To do -> Determine which lines of the records include the word "dividends", and copy them.

Stored entries ->
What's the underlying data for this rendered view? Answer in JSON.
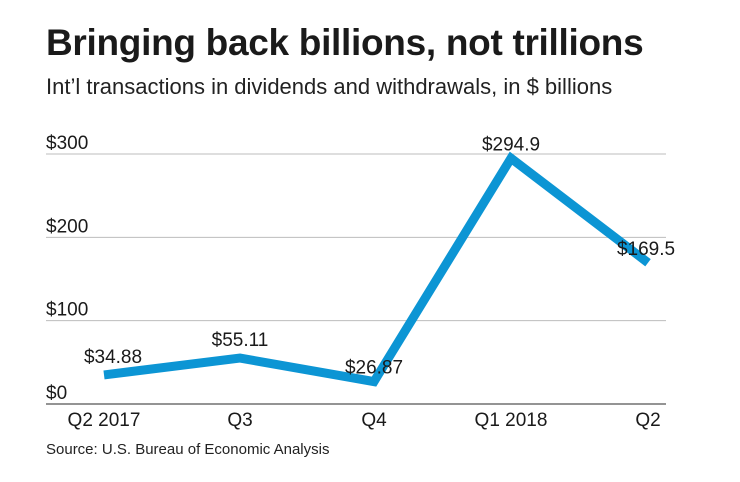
{
  "title": "Bringing back billions, not trillions",
  "subtitle": "Int’l transactions in dividends and withdrawals, in $ billions",
  "source": "Source: U.S. Bureau of Economic Analysis",
  "chart_data": {
    "type": "line",
    "title": "Bringing back billions, not trillions",
    "subtitle": "Int’l transactions in dividends and withdrawals, in $ billions",
    "categories": [
      "Q2 2017",
      "Q3",
      "Q4",
      "Q1 2018",
      "Q2"
    ],
    "values": [
      34.88,
      55.11,
      26.87,
      294.9,
      169.5
    ],
    "data_labels": [
      "$34.88",
      "$55.11",
      "$26.87",
      "$294.9",
      "$169.5"
    ],
    "y_ticks": [
      0,
      100,
      200,
      300
    ],
    "y_tick_labels": [
      "$0",
      "$100",
      "$200",
      "$300"
    ],
    "ylim": [
      0,
      300
    ],
    "xlabel": "",
    "ylabel": "",
    "grid": true,
    "line_color": "#0c95d4"
  }
}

Answer to this problem ->
  "subtitle": "Int’l transactions in dividends and withdrawals, in $ billions",
    "subtitle": "Int’l transactions in dividends and withdrawals, in $ billions",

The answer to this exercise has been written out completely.